Data items >>
********************

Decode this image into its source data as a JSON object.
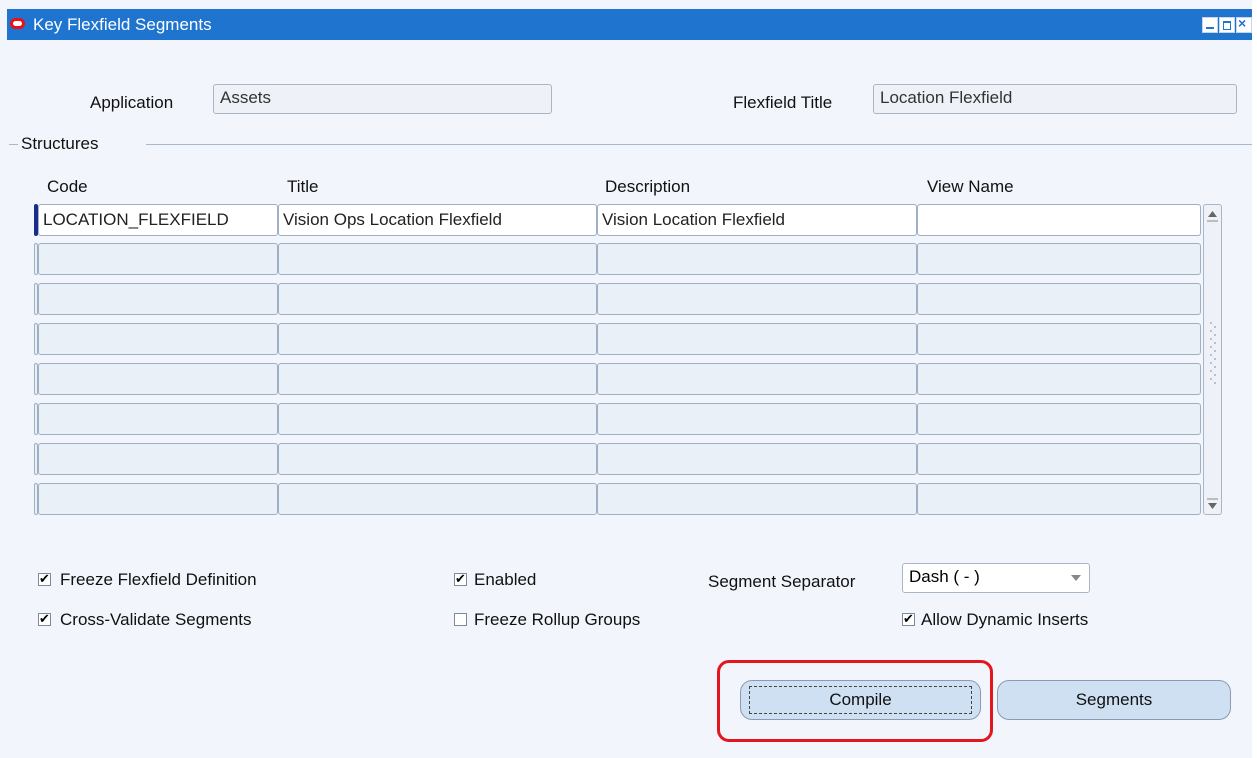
{
  "window": {
    "title": "Key Flexfield Segments"
  },
  "header": {
    "application_label": "Application",
    "application_value": "Assets",
    "flexfield_title_label": "Flexfield Title",
    "flexfield_title_value": "Location Flexfield"
  },
  "structures": {
    "section_label": "Structures",
    "columns": [
      "Code",
      "Title",
      "Description",
      "View Name"
    ],
    "rows": [
      {
        "code": "LOCATION_FLEXFIELD",
        "title": "Vision Ops Location Flexfield",
        "description": "Vision Location Flexfield",
        "view_name": ""
      },
      {
        "code": "",
        "title": "",
        "description": "",
        "view_name": ""
      },
      {
        "code": "",
        "title": "",
        "description": "",
        "view_name": ""
      },
      {
        "code": "",
        "title": "",
        "description": "",
        "view_name": ""
      },
      {
        "code": "",
        "title": "",
        "description": "",
        "view_name": ""
      },
      {
        "code": "",
        "title": "",
        "description": "",
        "view_name": ""
      },
      {
        "code": "",
        "title": "",
        "description": "",
        "view_name": ""
      },
      {
        "code": "",
        "title": "",
        "description": "",
        "view_name": ""
      }
    ]
  },
  "options": {
    "freeze_flexfield_definition": {
      "label": "Freeze Flexfield Definition",
      "checked": true
    },
    "cross_validate_segments": {
      "label": "Cross-Validate Segments",
      "checked": true
    },
    "enabled": {
      "label": "Enabled",
      "checked": true
    },
    "freeze_rollup_groups": {
      "label": "Freeze Rollup Groups",
      "checked": false
    },
    "segment_separator_label": "Segment Separator",
    "segment_separator_value": "Dash ( - )",
    "allow_dynamic_inserts": {
      "label": "Allow Dynamic Inserts",
      "checked": true
    }
  },
  "buttons": {
    "compile": "Compile",
    "segments": "Segments"
  },
  "colors": {
    "titlebar": "#1e74cf",
    "highlight": "#e3151e",
    "current_row": "#1a2c8a"
  }
}
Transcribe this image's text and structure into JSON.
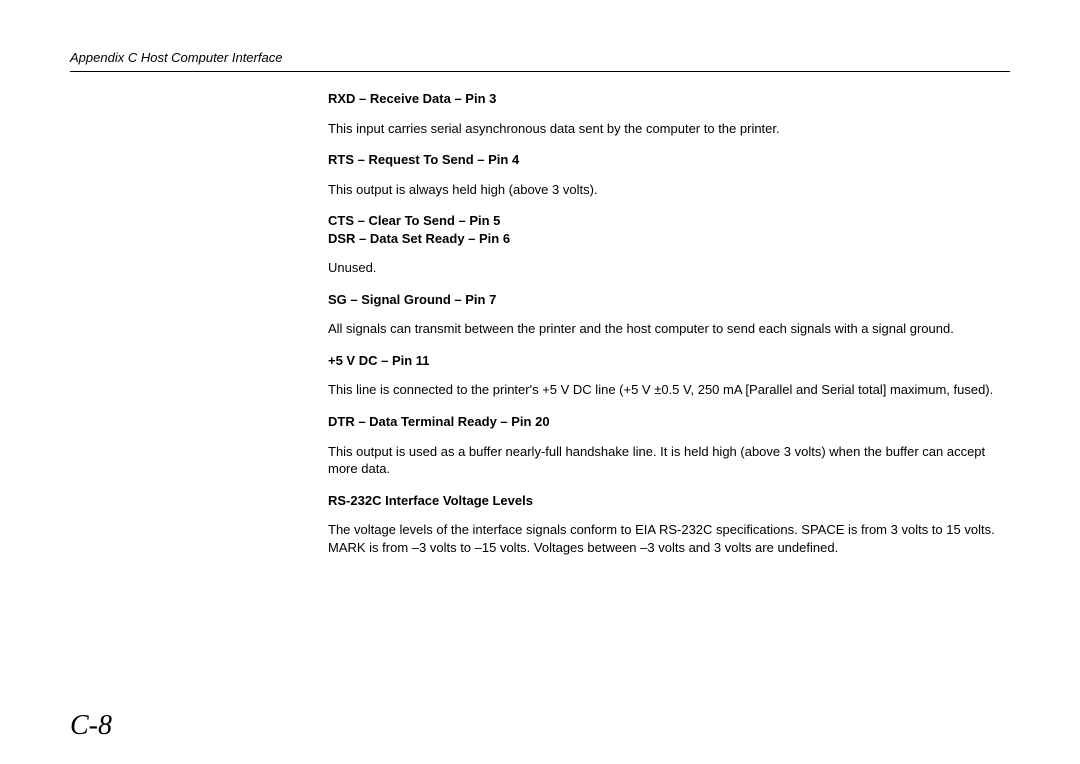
{
  "header": "Appendix C  Host Computer Interface",
  "pageNumber": "C-8",
  "sections": {
    "s1_h": "RXD – Receive Data – Pin 3",
    "s1_p": "This input carries serial asynchronous data sent by the computer to the printer.",
    "s2_h": "RTS – Request To Send – Pin 4",
    "s2_p": "This output is always held high (above 3 volts).",
    "s3_h1": "CTS – Clear To Send – Pin 5",
    "s3_h2": "DSR – Data Set Ready – Pin 6",
    "s3_p": "Unused.",
    "s4_h": "SG – Signal Ground – Pin 7",
    "s4_p": "All signals can transmit between the printer and the host computer to send each signals with a signal ground.",
    "s5_h": "+5 V DC – Pin 11",
    "s5_p": "This line is connected to the printer's +5 V DC line (+5 V ±0.5 V, 250 mA [Parallel and Serial total] maximum, fused).",
    "s6_h": "DTR – Data Terminal Ready – Pin 20",
    "s6_p": "This output is used as a buffer nearly-full handshake line. It is held high (above 3 volts) when the buffer can accept more data.",
    "s7_h": "RS-232C Interface Voltage Levels",
    "s7_p": "The voltage levels of the interface signals conform to EIA RS-232C specifications. SPACE is from 3 volts to 15 volts. MARK is from –3 volts to –15 volts. Voltages between –3 volts and 3 volts are undefined."
  }
}
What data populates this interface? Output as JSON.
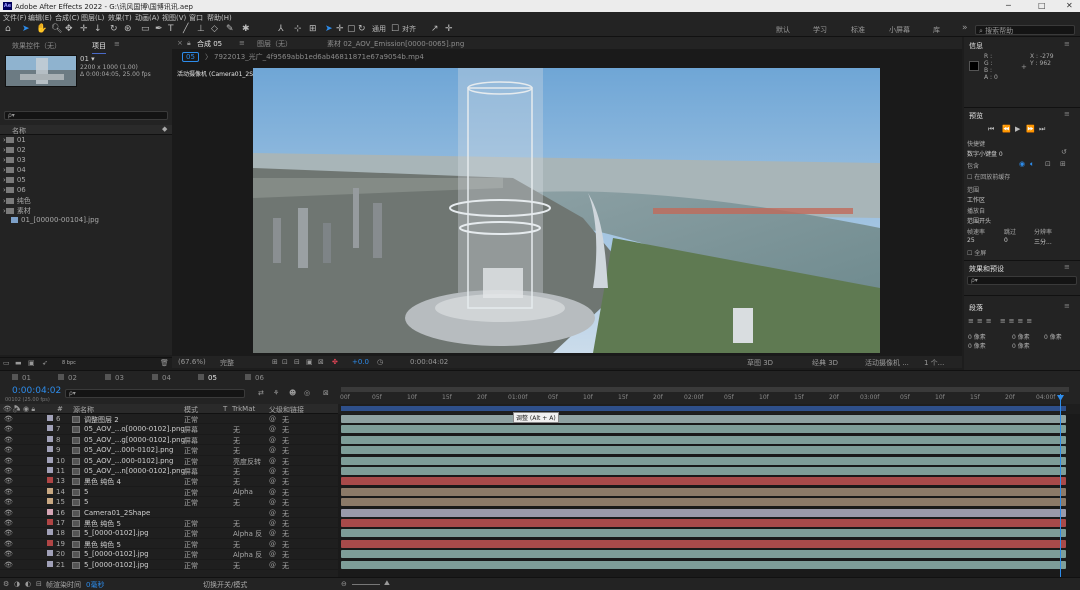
{
  "app": {
    "title": "Adobe After Effects 2022 - G:\\讯风国博\\国博讯讯.aep",
    "icon": "Ae"
  },
  "window_controls": {
    "minimize": "─",
    "maximize": "□",
    "close": "✕"
  },
  "menu": [
    "文件(F)",
    "编辑(E)",
    "合成(C)",
    "图层(L)",
    "效果(T)",
    "动画(A)",
    "视图(V)",
    "窗口",
    "帮助(H)"
  ],
  "toolbar": {
    "align_label": "对齐",
    "workspaces": [
      "默认",
      "学习",
      "标准",
      "小屏幕",
      "库"
    ],
    "more": "»",
    "search_placeholder": "搜索帮助"
  },
  "project": {
    "tabs": [
      "效果控件（无）",
      "项目"
    ],
    "item_name": "01 ▾",
    "item_info1": "2200 x 1000 (1.00)",
    "item_info2": "Δ 0:00:04:05, 25.00 fps",
    "search_placeholder": "ρ▾",
    "col_name": "名称",
    "items": [
      "01",
      "02",
      "03",
      "04",
      "05",
      "06",
      "纯色",
      "素材",
      "01_[00000-00104].jpg"
    ],
    "bpc": "8 bpc"
  },
  "comp": {
    "tabs": [
      "合成 05",
      "图层（无）",
      "素材 02_AOV_Emission[0000-0065].png"
    ],
    "flow_tab": "05",
    "breadcrumb": "7922013_光广_4f9569abb1ed6ab46811871e67a9054b.mp4",
    "camera_label": "活动摄像机 (Camera01_2Shape)",
    "zoom": "(67.6%)",
    "quality": "完整",
    "exposure": "+0.0",
    "timecode": "0:00:04:02",
    "renderer": "草图 3D",
    "renderer_mode": "经典 3D",
    "view_camera": "活动摄像机 ...",
    "views": "1 个..."
  },
  "info": {
    "title": "信息",
    "r": "R :",
    "g": "G :",
    "b": "B :",
    "a": "A : 0",
    "x": "X : -279",
    "y": "Y : 962"
  },
  "preview": {
    "title": "预览",
    "shortcut_label": "快捷键",
    "shortcut_value": "数字小键盘 0",
    "include": "包含",
    "cache_label": "在回放前缓存",
    "range_label": "范围",
    "range_value": "工作区",
    "playfrom_label": "播放自",
    "playfrom_value": "范围开头",
    "fps_label": "帧速率",
    "skip_label": "跳过",
    "res_label": "分辨率",
    "fps_value": "25",
    "skip_value": "0",
    "res_value": "三分...",
    "fullscreen_label": "全屏"
  },
  "effects": {
    "title": "效果和预设",
    "search_placeholder": "ρ▾"
  },
  "paragraph": {
    "title": "段落",
    "indent_values": [
      "0 像素",
      "0 像素",
      "0 像素",
      "0 像素",
      "0 像素"
    ]
  },
  "timeline": {
    "tabs": [
      "01",
      "02",
      "03",
      "04",
      "05",
      "06"
    ],
    "active_tab": "05",
    "timecode": "0:00:04:02",
    "timecode_sub": "00102 (25.00 fps)",
    "search_placeholder": "ρ▾",
    "headers": {
      "num": "#",
      "name": "源名称",
      "mode": "模式",
      "t": "T",
      "trkmat": "TrkMat",
      "parent": "父级和链接"
    },
    "ruler": [
      "00f",
      "05f",
      "10f",
      "15f",
      "20f",
      "01:00f",
      "05f",
      "10f",
      "15f",
      "20f",
      "02:00f",
      "05f",
      "10f",
      "15f",
      "20f",
      "03:00f",
      "05f",
      "10f",
      "15f",
      "20f",
      "04:00f"
    ],
    "tooltip": "调整 (Alt + A)",
    "layers": [
      {
        "num": "6",
        "name": "调整图层 2",
        "mode": "正常",
        "trk": "",
        "parent": "无",
        "color": "#a1a1b8",
        "bar": "#8ea1a1"
      },
      {
        "num": "7",
        "name": "05_AOV_...o[0000-0102].png",
        "mode": "屏幕",
        "trk": "无",
        "parent": "无",
        "color": "#a1a1b8",
        "bar": "#7e9d98"
      },
      {
        "num": "8",
        "name": "05_AOV_...g[0000-0102].png",
        "mode": "屏幕",
        "trk": "无",
        "parent": "无",
        "color": "#a1a1b8",
        "bar": "#7e9d98"
      },
      {
        "num": "9",
        "name": "05_AOV_...000-0102].png",
        "mode": "正常",
        "trk": "无",
        "parent": "无",
        "color": "#a1a1b8",
        "bar": "#7e9d98"
      },
      {
        "num": "10",
        "name": "05_AOV_...000-0102].png",
        "mode": "正常",
        "trk": "亮度反转",
        "parent": "无",
        "color": "#a1a1b8",
        "bar": "#7e9d98"
      },
      {
        "num": "11",
        "name": "05_AOV_...n[0000-0102].png",
        "mode": "屏幕",
        "trk": "无",
        "parent": "无",
        "color": "#a1a1b8",
        "bar": "#7e9d98"
      },
      {
        "num": "13",
        "name": "黑色 纯色 4",
        "mode": "正常",
        "trk": "无",
        "parent": "无",
        "color": "#b04545",
        "bar": "#a84a4a"
      },
      {
        "num": "14",
        "name": "5",
        "mode": "正常",
        "trk": "Alpha",
        "parent": "无",
        "color": "#c8a882",
        "bar": "#8c7a68"
      },
      {
        "num": "15",
        "name": "5",
        "mode": "正常",
        "trk": "无",
        "parent": "无",
        "color": "#c8a882",
        "bar": "#8c7a68"
      },
      {
        "num": "16",
        "name": "Camera01_2Shape",
        "mode": "",
        "trk": "",
        "parent": "无",
        "color": "#d5a5b5",
        "bar": "#9a9aaa"
      },
      {
        "num": "17",
        "name": "黑色 纯色 5",
        "mode": "正常",
        "trk": "无",
        "parent": "无",
        "color": "#b04545",
        "bar": "#a84a4a"
      },
      {
        "num": "18",
        "name": "5_[0000-0102].jpg",
        "mode": "正常",
        "trk": "Alpha 反",
        "parent": "无",
        "color": "#a1a1b8",
        "bar": "#7e9d98"
      },
      {
        "num": "19",
        "name": "黑色 纯色 5",
        "mode": "正常",
        "trk": "无",
        "parent": "无",
        "color": "#b04545",
        "bar": "#a84a4a"
      },
      {
        "num": "20",
        "name": "5_[0000-0102].jpg",
        "mode": "正常",
        "trk": "Alpha 反",
        "parent": "无",
        "color": "#a1a1b8",
        "bar": "#7e9d98"
      },
      {
        "num": "21",
        "name": "5_[0000-0102].jpg",
        "mode": "正常",
        "trk": "无",
        "parent": "无",
        "color": "#a1a1b8",
        "bar": "#7e9d98"
      }
    ],
    "footer_render_label": "帧渲染时间",
    "footer_render_value": "0毫秒",
    "footer_toggle": "切换开关/模式"
  },
  "colors": {
    "accent": "#2d8ceb",
    "bg": "#1d1d1d",
    "panel": "#232323",
    "timecode": "#2d8ceb"
  }
}
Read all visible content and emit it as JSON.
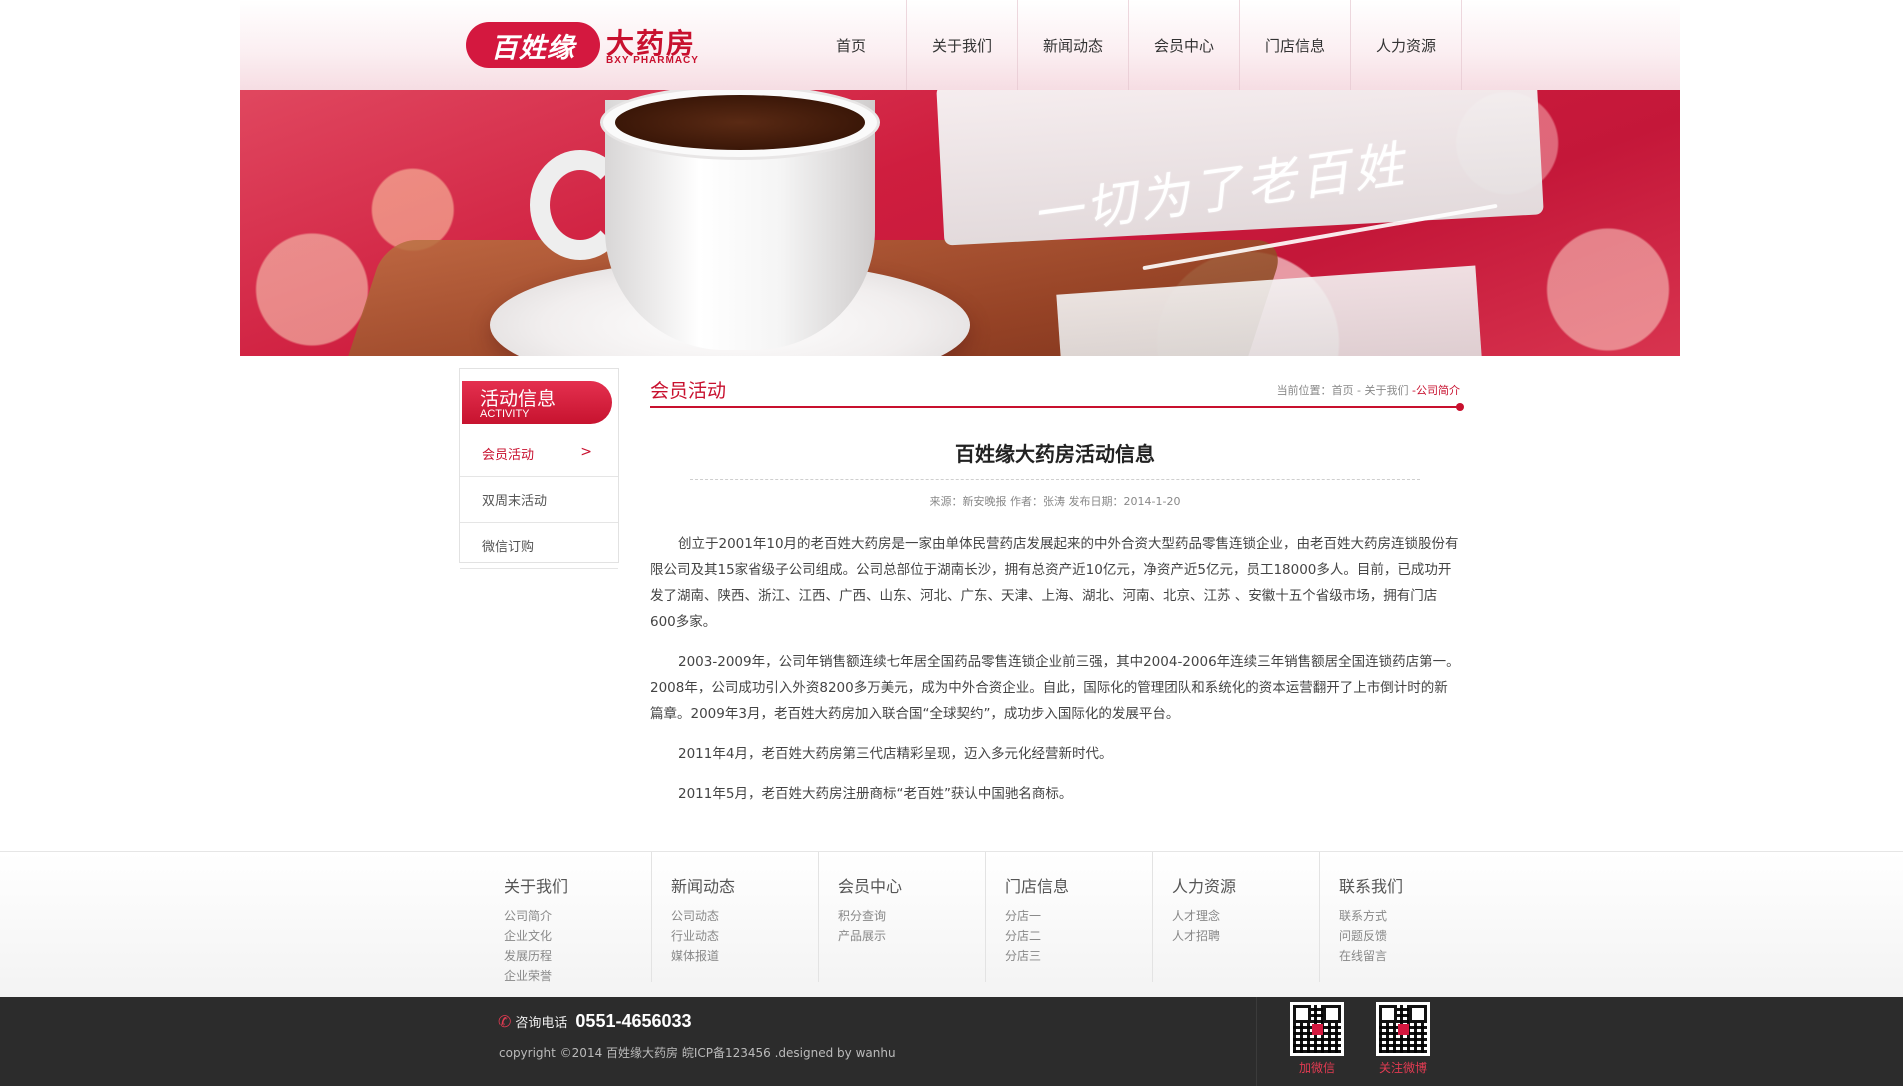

********************

PROMPT >> Find every line in the listing that holds the string "Vision", then say how many there are as a bare number.

SOLVED EXERCISE >> 2